**What to do**
Please quote the rows below word for word, reproducing every line without change.

**Input data**

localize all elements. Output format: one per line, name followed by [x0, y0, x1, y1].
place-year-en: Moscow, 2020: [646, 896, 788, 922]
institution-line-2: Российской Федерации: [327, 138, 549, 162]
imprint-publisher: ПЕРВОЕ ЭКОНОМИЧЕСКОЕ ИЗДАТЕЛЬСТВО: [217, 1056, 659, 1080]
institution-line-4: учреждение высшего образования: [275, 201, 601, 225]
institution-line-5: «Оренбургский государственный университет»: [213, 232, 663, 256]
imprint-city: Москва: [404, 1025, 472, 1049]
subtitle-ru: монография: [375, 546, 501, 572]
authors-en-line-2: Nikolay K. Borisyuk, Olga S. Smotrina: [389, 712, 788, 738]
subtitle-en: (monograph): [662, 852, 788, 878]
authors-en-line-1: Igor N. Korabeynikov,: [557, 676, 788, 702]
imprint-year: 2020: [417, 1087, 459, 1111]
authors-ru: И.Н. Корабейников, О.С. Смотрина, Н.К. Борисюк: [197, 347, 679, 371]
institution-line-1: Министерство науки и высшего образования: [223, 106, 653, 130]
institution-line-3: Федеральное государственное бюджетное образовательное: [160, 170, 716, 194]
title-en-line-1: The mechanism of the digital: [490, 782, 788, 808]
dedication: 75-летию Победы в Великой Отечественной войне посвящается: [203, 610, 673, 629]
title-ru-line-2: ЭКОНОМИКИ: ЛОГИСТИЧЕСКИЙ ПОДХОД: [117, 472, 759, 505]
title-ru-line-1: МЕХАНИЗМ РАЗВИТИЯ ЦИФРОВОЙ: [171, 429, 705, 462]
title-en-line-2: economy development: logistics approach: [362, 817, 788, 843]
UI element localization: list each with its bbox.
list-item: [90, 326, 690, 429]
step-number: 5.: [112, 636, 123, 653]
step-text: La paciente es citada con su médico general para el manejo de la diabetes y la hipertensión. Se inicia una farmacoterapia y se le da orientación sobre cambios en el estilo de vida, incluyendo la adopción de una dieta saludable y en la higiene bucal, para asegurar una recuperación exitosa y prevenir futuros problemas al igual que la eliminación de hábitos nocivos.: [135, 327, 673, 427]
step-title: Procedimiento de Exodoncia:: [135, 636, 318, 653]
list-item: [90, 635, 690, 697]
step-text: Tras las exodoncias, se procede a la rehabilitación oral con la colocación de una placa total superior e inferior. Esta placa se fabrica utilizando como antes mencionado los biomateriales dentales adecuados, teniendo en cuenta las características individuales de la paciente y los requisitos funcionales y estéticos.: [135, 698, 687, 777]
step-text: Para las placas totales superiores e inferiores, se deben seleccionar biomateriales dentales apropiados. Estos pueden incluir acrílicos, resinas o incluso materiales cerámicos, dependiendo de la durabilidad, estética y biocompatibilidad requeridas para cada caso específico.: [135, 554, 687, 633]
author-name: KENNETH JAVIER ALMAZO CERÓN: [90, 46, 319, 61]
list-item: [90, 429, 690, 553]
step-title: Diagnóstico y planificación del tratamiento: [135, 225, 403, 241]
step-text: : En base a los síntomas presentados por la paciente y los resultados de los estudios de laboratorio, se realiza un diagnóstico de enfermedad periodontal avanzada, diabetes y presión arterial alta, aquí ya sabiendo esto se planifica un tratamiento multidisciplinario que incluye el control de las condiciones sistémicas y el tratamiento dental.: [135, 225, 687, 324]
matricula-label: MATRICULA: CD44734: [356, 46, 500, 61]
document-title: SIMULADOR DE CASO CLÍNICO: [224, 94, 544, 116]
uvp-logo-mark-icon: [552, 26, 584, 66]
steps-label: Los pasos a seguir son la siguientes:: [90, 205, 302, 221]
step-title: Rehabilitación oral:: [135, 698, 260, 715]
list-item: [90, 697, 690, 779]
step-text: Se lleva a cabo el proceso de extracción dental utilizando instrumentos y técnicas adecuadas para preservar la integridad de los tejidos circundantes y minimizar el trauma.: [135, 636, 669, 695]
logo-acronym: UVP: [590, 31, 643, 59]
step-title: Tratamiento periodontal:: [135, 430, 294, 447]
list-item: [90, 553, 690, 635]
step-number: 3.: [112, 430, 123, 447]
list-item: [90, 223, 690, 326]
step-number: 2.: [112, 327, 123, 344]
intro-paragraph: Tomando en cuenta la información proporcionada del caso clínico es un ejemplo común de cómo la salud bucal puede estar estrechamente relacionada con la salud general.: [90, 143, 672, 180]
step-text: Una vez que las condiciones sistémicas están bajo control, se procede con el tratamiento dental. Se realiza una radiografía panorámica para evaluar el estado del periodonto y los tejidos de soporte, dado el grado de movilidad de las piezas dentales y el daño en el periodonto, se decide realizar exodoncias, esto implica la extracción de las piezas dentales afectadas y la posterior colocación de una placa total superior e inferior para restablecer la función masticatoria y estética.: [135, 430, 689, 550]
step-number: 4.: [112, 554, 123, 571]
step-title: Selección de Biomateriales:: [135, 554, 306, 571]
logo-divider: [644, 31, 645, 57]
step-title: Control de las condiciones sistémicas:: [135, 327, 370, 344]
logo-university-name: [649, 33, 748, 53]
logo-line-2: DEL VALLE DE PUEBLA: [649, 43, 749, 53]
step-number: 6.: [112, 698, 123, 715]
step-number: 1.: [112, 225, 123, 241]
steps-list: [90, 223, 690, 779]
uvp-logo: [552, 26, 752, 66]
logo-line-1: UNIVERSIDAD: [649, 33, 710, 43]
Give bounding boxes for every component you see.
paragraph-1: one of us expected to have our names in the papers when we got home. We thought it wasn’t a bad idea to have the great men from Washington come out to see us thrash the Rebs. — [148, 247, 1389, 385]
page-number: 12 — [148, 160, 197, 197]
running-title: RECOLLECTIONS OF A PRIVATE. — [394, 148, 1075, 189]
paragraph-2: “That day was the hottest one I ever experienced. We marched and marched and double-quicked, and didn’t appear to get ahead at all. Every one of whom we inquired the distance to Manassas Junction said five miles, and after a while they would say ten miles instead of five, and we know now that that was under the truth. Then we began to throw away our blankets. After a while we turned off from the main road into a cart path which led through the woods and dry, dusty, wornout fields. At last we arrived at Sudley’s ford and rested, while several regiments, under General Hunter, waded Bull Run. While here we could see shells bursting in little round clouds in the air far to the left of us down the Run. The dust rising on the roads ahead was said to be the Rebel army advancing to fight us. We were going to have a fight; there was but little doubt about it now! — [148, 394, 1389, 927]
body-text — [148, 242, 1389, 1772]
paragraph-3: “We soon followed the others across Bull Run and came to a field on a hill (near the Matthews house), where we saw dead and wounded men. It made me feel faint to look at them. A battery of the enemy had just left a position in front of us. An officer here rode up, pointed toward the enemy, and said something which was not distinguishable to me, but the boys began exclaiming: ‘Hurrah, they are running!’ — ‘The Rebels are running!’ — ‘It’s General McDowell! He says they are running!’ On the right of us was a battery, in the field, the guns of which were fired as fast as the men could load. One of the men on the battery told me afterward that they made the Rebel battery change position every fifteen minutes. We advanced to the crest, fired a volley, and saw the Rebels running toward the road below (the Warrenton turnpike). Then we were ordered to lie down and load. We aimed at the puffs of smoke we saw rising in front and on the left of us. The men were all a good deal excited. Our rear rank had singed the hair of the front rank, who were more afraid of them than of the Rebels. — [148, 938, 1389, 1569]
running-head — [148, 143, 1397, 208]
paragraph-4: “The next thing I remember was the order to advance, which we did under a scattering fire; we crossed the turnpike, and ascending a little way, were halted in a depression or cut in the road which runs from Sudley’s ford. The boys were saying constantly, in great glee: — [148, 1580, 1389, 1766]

**Response to the exercise**
localize all elements. Output format: one per line, name followed by [x0, y0, x1, y1].
place-year-en: Moscow, 2020: [646, 896, 788, 922]
institution-line-2: Российской Федерации: [327, 138, 549, 162]
imprint-publisher: ПЕРВОЕ ЭКОНОМИЧЕСКОЕ ИЗДАТЕЛЬСТВО: [217, 1056, 659, 1080]
institution-line-4: учреждение высшего образования: [275, 201, 601, 225]
institution-line-5: «Оренбургский государственный университет»: [213, 232, 663, 256]
imprint-city: Москва: [404, 1025, 472, 1049]
subtitle-ru: монография: [375, 546, 501, 572]
authors-en-line-2: Nikolay K. Borisyuk, Olga S. Smotrina: [389, 712, 788, 738]
subtitle-en: (monograph): [662, 852, 788, 878]
authors-en-line-1: Igor N. Korabeynikov,: [557, 676, 788, 702]
imprint-year: 2020: [417, 1087, 459, 1111]
authors-ru: И.Н. Корабейников, О.С. Смотрина, Н.К. Борисюк: [197, 347, 679, 371]
institution-line-1: Министерство науки и высшего образования: [223, 106, 653, 130]
institution-line-3: Федеральное государственное бюджетное образовательное: [160, 170, 716, 194]
title-en-line-1: The mechanism of the digital: [490, 782, 788, 808]
dedication: 75-летию Победы в Великой Отечественной войне посвящается: [203, 610, 673, 629]
title-ru-line-2: ЭКОНОМИКИ: ЛОГИСТИЧЕСКИЙ ПОДХОД: [117, 472, 759, 505]
title-ru-line-1: МЕХАНИЗМ РАЗВИТИЯ ЦИФРОВОЙ: [171, 429, 705, 462]
title-en-line-2: economy development: logistics approach: [362, 817, 788, 843]
UI element localization: list each with its bbox.
list-item: [90, 326, 690, 429]
step-number: 5.: [112, 636, 123, 653]
step-text: La paciente es citada con su médico general para el manejo de la diabetes y la hipertensión. Se inicia una farmacoterapia y se le da orientación sobre cambios en el estilo de vida, incluyendo la adopción de una dieta saludable y en la higiene bucal, para asegurar una recuperación exitosa y prevenir futuros problemas al igual que la eliminación de hábitos nocivos.: [135, 327, 673, 427]
step-title: Procedimiento de Exodoncia:: [135, 636, 318, 653]
list-item: [90, 635, 690, 697]
step-text: Tras las exodoncias, se procede a la rehabilitación oral con la colocación de una placa total superior e inferior. Esta placa se fabrica utilizando como antes mencionado los biomateriales dentales adecuados, teniendo en cuenta las características individuales de la paciente y los requisitos funcionales y estéticos.: [135, 698, 687, 777]
step-text: Para las placas totales superiores e inferiores, se deben seleccionar biomateriales dentales apropiados. Estos pueden incluir acrílicos, resinas o incluso materiales cerámicos, dependiendo de la durabilidad, estética y biocompatibilidad requeridas para cada caso específico.: [135, 554, 687, 633]
author-name: KENNETH JAVIER ALMAZO CERÓN: [90, 46, 319, 61]
list-item: [90, 429, 690, 553]
step-title: Diagnóstico y planificación del tratamiento: [135, 225, 403, 241]
step-text: : En base a los síntomas presentados por la paciente y los resultados de los estudios de laboratorio, se realiza un diagnóstico de enfermedad periodontal avanzada, diabetes y presión arterial alta, aquí ya sabiendo esto se planifica un tratamiento multidisciplinario que incluye el control de las condiciones sistémicas y el tratamiento dental.: [135, 225, 687, 324]
matricula-label: MATRICULA: CD44734: [356, 46, 500, 61]
document-title: SIMULADOR DE CASO CLÍNICO: [224, 94, 544, 116]
uvp-logo-mark-icon: [552, 26, 584, 66]
steps-label: Los pasos a seguir son la siguientes:: [90, 205, 302, 221]
step-title: Rehabilitación oral:: [135, 698, 260, 715]
list-item: [90, 697, 690, 779]
step-text: Se lleva a cabo el proceso de extracción dental utilizando instrumentos y técnicas adecuadas para preservar la integridad de los tejidos circundantes y minimizar el trauma.: [135, 636, 669, 695]
logo-acronym: UVP: [590, 31, 643, 59]
step-title: Tratamiento periodontal:: [135, 430, 294, 447]
list-item: [90, 553, 690, 635]
step-number: 3.: [112, 430, 123, 447]
list-item: [90, 223, 690, 326]
step-number: 2.: [112, 327, 123, 344]
intro-paragraph: Tomando en cuenta la información proporcionada del caso clínico es un ejemplo común de cómo la salud bucal puede estar estrechamente relacionada con la salud general.: [90, 143, 672, 180]
step-text: Una vez que las condiciones sistémicas están bajo control, se procede con el tratamiento dental. Se realiza una radiografía panorámica para evaluar el estado del periodonto y los tejidos de soporte, dado el grado de movilidad de las piezas dentales y el daño en el periodonto, se decide realizar exodoncias, esto implica la extracción de las piezas dentales afectadas y la posterior colocación de una placa total superior e inferior para restablecer la función masticatoria y estética.: [135, 430, 689, 550]
step-number: 4.: [112, 554, 123, 571]
step-title: Selección de Biomateriales:: [135, 554, 306, 571]
logo-divider: [644, 31, 645, 57]
step-title: Control de las condiciones sistémicas:: [135, 327, 370, 344]
logo-university-name: [649, 33, 748, 53]
logo-line-2: DEL VALLE DE PUEBLA: [649, 43, 749, 53]
step-number: 6.: [112, 698, 123, 715]
step-number: 1.: [112, 225, 123, 241]
steps-list: [90, 223, 690, 779]
uvp-logo: [552, 26, 752, 66]
logo-line-1: UNIVERSIDAD: [649, 33, 710, 43]
Give bounding boxes for every component you see.
paragraph-1: one of us expected to have our names in the papers when we got home. We thought it wasn’t a bad idea to have the great men from Washington come out to see us thrash the Rebs. — [148, 247, 1389, 385]
page-number: 12 — [148, 160, 197, 197]
running-title: RECOLLECTIONS OF A PRIVATE. — [394, 148, 1075, 189]
paragraph-2: “That day was the hottest one I ever experienced. We marched and marched and double-quicked, and didn’t appear to get ahead at all. Every one of whom we inquired the distance to Manassas Junction said five miles, and after a while they would say ten miles instead of five, and we know now that that was under the truth. Then we began to throw away our blankets. After a while we turned off from the main road into a cart path which led through the woods and dry, dusty, wornout fields. At last we arrived at Sudley’s ford and rested, while several regiments, under General Hunter, waded Bull Run. While here we could see shells bursting in little round clouds in the air far to the left of us down the Run. The dust rising on the roads ahead was said to be the Rebel army advancing to fight us. We were going to have a fight; there was but little doubt about it now! — [148, 394, 1389, 927]
body-text — [148, 242, 1389, 1772]
paragraph-3: “We soon followed the others across Bull Run and came to a field on a hill (near the Matthews house), where we saw dead and wounded men. It made me feel faint to look at them. A battery of the enemy had just left a position in front of us. An officer here rode up, pointed toward the enemy, and said something which was not distinguishable to me, but the boys began exclaiming: ‘Hurrah, they are running!’ — ‘The Rebels are running!’ — ‘It’s General McDowell! He says they are running!’ On the right of us was a battery, in the field, the guns of which were fired as fast as the men could load. One of the men on the battery told me afterward that they made the Rebel battery change position every fifteen minutes. We advanced to the crest, fired a volley, and saw the Rebels running toward the road below (the Warrenton turnpike). Then we were ordered to lie down and load. We aimed at the puffs of smoke we saw rising in front and on the left of us. The men were all a good deal excited. Our rear rank had singed the hair of the front rank, who were more afraid of them than of the Rebels. — [148, 938, 1389, 1569]
running-head — [148, 143, 1397, 208]
paragraph-4: “The next thing I remember was the order to advance, which we did under a scattering fire; we crossed the turnpike, and ascending a little way, were halted in a depression or cut in the road which runs from Sudley’s ford. The boys were saying constantly, in great glee: — [148, 1580, 1389, 1766]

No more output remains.